- **Problem statement**: Copy each line where the word "coordinate" occurs.
[start of Record excerpts]
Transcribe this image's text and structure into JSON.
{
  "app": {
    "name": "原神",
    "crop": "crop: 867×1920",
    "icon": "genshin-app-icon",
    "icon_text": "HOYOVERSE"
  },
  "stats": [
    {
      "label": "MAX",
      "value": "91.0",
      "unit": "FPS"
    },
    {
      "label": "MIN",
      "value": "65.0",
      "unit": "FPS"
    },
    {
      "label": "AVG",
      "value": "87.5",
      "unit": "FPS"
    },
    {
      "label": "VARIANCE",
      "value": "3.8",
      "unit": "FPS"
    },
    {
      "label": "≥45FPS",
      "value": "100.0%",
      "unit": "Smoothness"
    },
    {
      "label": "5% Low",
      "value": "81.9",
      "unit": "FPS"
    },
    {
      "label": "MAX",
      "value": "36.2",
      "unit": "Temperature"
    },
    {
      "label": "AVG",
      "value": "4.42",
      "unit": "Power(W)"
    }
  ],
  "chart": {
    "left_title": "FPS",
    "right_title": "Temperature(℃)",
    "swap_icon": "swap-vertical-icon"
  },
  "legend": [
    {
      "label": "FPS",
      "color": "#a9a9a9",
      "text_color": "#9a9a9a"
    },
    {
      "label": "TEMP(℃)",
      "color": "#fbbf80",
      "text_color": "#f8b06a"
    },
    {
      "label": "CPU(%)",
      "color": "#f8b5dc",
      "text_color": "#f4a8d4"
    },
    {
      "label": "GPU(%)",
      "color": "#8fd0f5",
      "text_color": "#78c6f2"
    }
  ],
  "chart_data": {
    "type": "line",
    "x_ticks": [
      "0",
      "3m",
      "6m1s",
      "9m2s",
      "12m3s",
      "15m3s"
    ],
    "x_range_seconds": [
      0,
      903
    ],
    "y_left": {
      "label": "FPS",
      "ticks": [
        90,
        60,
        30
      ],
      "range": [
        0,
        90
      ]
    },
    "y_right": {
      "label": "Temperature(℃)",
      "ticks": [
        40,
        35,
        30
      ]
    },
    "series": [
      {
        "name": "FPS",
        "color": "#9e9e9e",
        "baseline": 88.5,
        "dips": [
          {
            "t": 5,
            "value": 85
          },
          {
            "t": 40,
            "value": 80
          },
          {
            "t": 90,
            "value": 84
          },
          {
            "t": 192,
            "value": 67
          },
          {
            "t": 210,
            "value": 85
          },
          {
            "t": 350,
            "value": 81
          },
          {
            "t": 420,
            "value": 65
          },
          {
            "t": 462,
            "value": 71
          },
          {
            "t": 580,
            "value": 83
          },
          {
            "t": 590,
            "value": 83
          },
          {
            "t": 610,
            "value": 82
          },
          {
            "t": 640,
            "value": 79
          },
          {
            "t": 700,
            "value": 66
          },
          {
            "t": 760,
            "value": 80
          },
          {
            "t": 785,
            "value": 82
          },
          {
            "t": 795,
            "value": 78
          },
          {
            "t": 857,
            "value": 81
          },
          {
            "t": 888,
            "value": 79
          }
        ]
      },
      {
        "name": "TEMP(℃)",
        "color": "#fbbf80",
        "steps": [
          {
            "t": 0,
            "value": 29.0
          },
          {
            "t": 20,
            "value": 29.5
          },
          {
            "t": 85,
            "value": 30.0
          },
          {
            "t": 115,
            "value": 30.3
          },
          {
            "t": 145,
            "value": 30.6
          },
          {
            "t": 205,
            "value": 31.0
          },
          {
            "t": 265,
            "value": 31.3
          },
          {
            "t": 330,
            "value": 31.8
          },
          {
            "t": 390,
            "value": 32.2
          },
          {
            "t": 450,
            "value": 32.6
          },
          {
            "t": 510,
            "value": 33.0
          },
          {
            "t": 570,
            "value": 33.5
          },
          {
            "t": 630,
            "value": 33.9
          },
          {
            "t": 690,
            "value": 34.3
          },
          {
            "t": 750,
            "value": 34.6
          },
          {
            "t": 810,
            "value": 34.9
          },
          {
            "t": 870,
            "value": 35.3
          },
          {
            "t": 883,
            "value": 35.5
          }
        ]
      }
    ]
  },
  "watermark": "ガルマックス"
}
[end of Record excerpts]
[start of Record excerpts]
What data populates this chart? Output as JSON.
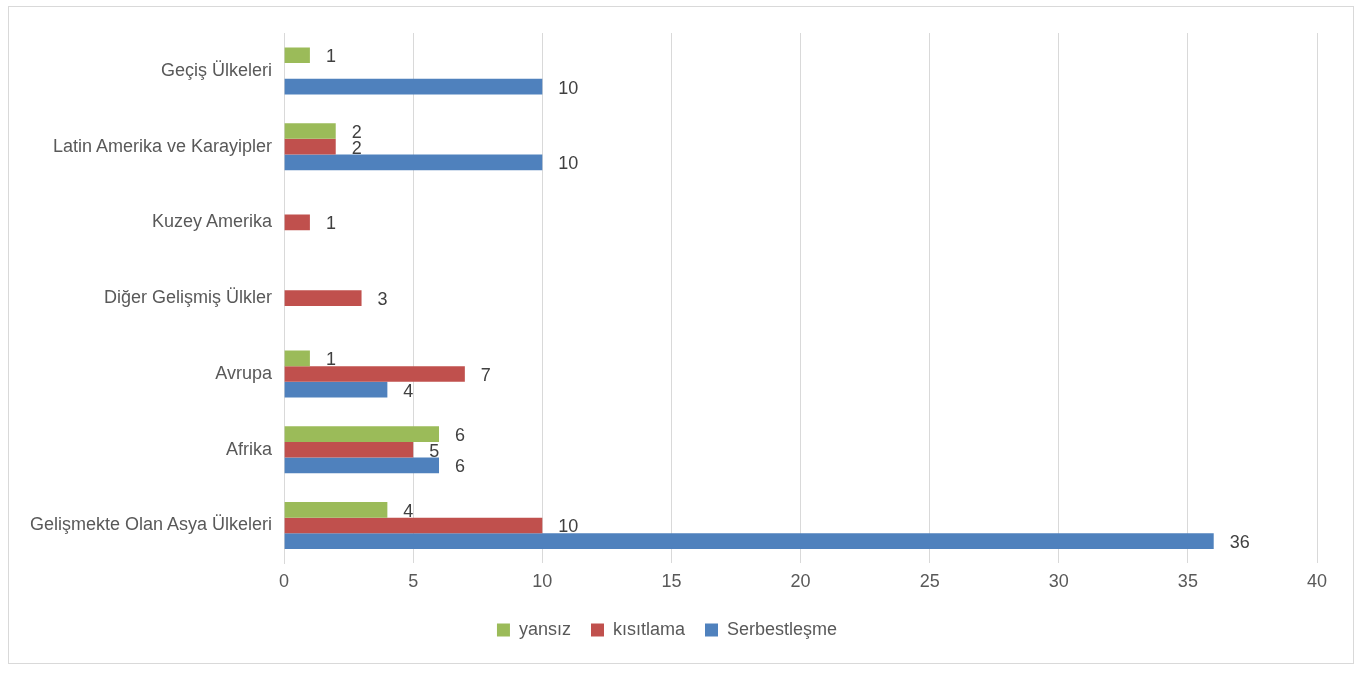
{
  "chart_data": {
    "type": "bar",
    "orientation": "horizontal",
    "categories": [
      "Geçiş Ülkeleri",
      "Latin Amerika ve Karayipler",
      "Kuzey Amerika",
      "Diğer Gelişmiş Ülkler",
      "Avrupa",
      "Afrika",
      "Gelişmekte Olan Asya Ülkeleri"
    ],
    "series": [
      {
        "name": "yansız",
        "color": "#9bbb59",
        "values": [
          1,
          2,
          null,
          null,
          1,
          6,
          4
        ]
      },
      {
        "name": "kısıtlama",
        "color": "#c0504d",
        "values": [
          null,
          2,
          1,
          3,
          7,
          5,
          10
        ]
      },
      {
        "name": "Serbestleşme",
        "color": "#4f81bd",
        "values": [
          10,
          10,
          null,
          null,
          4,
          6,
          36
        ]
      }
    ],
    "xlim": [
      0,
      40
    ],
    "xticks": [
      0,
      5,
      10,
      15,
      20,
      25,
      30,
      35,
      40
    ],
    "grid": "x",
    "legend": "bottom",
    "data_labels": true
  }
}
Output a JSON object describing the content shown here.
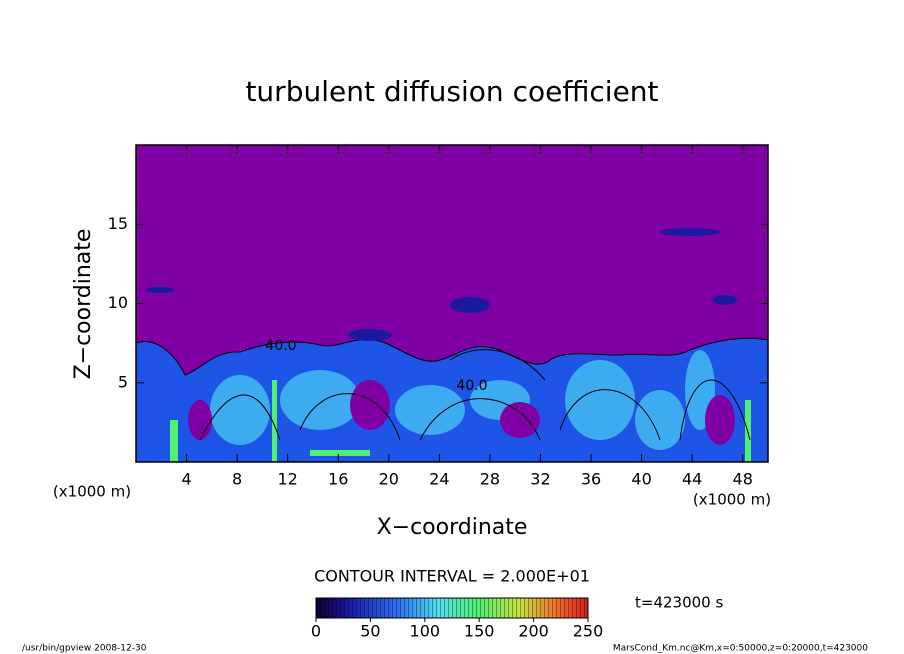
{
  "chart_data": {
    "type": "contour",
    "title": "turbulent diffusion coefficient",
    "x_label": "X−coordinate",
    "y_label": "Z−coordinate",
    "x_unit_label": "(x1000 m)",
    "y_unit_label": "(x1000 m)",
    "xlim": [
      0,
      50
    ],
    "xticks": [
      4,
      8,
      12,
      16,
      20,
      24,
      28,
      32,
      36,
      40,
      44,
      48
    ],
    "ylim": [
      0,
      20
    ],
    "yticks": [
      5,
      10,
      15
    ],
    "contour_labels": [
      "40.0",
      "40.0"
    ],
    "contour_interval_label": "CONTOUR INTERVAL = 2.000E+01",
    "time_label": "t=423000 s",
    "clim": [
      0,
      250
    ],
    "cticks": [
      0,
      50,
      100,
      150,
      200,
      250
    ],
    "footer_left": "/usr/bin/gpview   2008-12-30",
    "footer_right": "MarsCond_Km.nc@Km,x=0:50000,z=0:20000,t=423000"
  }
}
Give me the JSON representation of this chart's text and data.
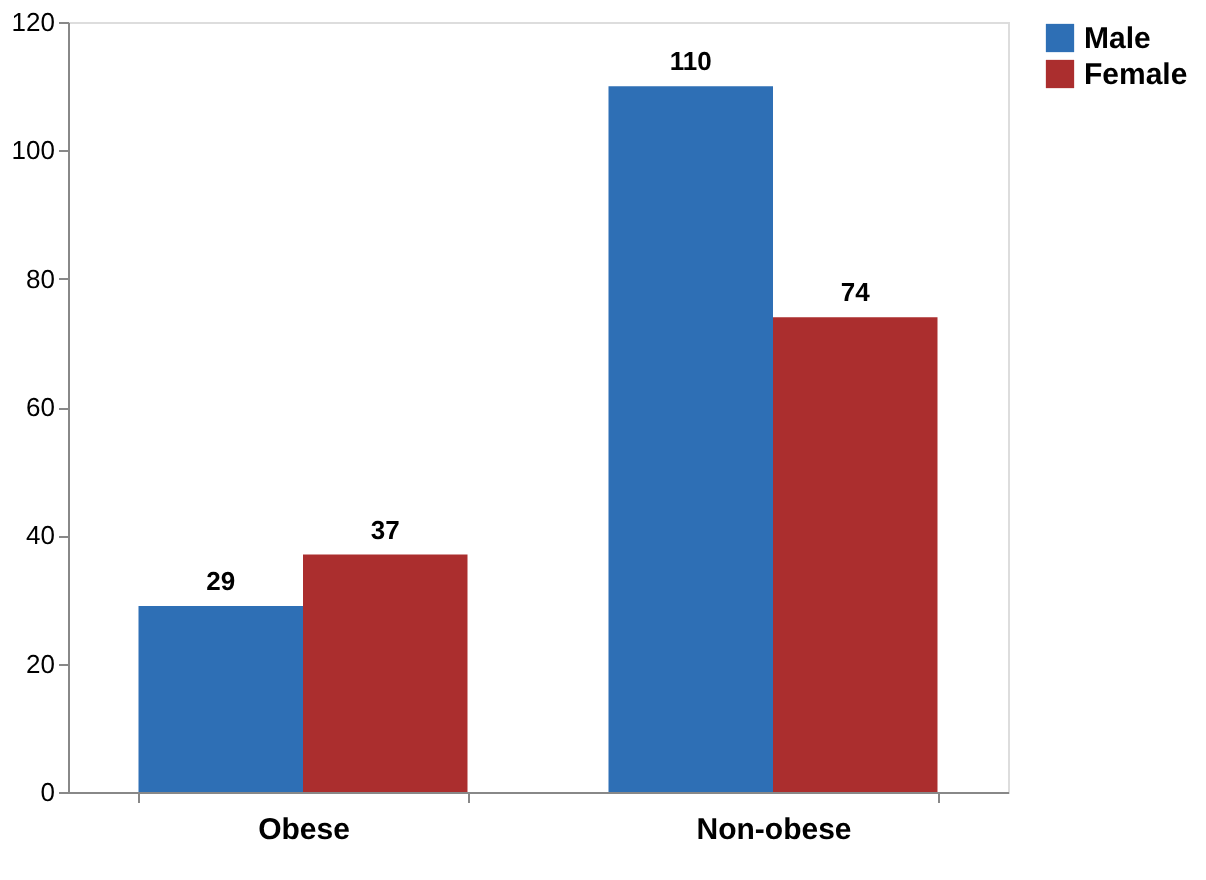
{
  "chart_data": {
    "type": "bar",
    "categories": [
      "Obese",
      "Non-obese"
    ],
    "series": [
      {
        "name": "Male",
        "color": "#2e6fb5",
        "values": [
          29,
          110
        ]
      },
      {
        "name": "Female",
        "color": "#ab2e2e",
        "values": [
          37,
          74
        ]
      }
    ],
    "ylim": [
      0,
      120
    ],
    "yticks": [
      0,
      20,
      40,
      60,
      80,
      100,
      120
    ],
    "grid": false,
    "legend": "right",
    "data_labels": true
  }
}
[end of Record excerpts]
[start of Record excerpts]
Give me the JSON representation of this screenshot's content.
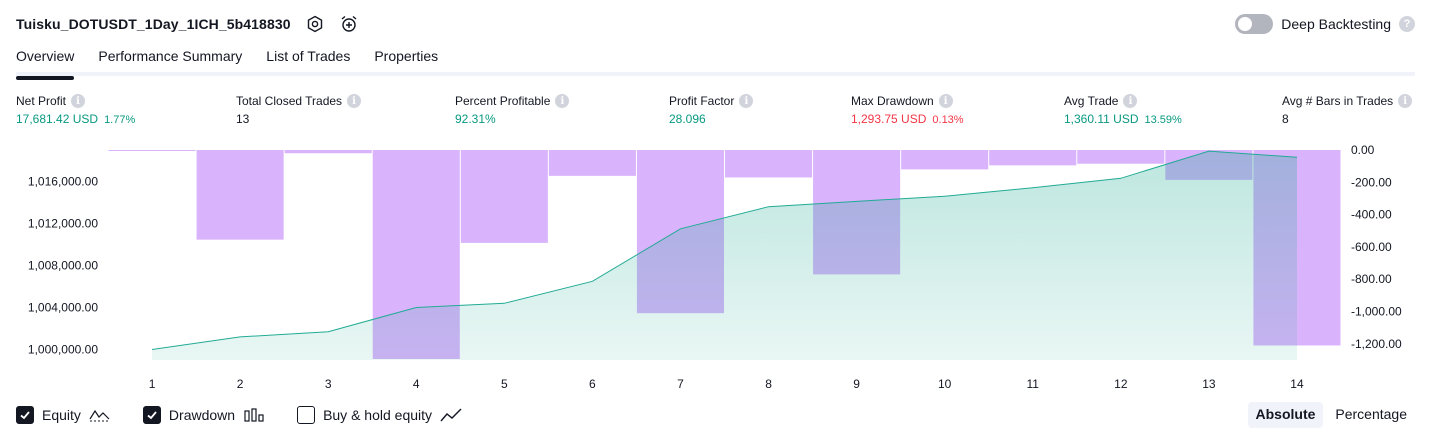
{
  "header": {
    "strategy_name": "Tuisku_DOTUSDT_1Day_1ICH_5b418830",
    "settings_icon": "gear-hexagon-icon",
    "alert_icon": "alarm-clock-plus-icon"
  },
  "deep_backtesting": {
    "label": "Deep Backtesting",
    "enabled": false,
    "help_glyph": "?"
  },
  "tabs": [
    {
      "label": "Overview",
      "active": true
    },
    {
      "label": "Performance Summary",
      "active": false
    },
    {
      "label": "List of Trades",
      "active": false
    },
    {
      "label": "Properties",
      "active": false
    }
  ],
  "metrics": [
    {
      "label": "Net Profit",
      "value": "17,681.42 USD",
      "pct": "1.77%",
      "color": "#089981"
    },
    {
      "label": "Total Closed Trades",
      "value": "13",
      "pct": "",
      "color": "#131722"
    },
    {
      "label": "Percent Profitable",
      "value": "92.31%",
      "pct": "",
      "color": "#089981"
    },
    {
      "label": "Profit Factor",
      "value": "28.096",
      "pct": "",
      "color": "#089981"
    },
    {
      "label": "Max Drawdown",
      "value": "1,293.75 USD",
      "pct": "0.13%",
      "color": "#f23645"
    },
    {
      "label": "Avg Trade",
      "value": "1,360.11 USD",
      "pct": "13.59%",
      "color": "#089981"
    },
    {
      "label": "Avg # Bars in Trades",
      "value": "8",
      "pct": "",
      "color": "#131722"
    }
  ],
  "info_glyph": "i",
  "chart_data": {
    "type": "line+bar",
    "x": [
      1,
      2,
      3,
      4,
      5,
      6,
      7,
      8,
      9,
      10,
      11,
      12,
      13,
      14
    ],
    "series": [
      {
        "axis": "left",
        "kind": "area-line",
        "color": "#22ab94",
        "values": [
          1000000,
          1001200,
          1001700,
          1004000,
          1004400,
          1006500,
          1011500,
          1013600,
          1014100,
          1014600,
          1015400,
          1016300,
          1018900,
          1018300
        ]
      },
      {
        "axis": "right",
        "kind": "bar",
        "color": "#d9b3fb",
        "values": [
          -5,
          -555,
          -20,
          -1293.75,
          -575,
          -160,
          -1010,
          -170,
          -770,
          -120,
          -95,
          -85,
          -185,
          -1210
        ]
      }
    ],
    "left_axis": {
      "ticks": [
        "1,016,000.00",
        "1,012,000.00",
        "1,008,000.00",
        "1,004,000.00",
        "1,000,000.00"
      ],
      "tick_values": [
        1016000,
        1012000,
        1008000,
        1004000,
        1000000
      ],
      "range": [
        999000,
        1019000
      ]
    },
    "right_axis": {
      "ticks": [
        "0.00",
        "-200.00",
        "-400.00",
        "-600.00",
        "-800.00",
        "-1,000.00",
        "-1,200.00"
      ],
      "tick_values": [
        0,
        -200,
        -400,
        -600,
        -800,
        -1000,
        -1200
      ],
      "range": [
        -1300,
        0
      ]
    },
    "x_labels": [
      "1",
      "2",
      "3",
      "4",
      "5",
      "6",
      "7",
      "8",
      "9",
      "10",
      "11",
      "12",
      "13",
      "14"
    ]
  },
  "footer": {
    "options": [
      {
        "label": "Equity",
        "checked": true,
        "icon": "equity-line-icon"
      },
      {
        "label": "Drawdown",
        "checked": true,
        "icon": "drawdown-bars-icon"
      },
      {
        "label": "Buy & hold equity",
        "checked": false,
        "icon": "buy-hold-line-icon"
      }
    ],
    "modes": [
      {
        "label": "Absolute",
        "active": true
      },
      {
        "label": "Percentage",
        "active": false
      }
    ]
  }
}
[end of Record excerpts]
- **The reply**:
    "x_label": "X−coordinate",
    "y_label": "Z−coordinate",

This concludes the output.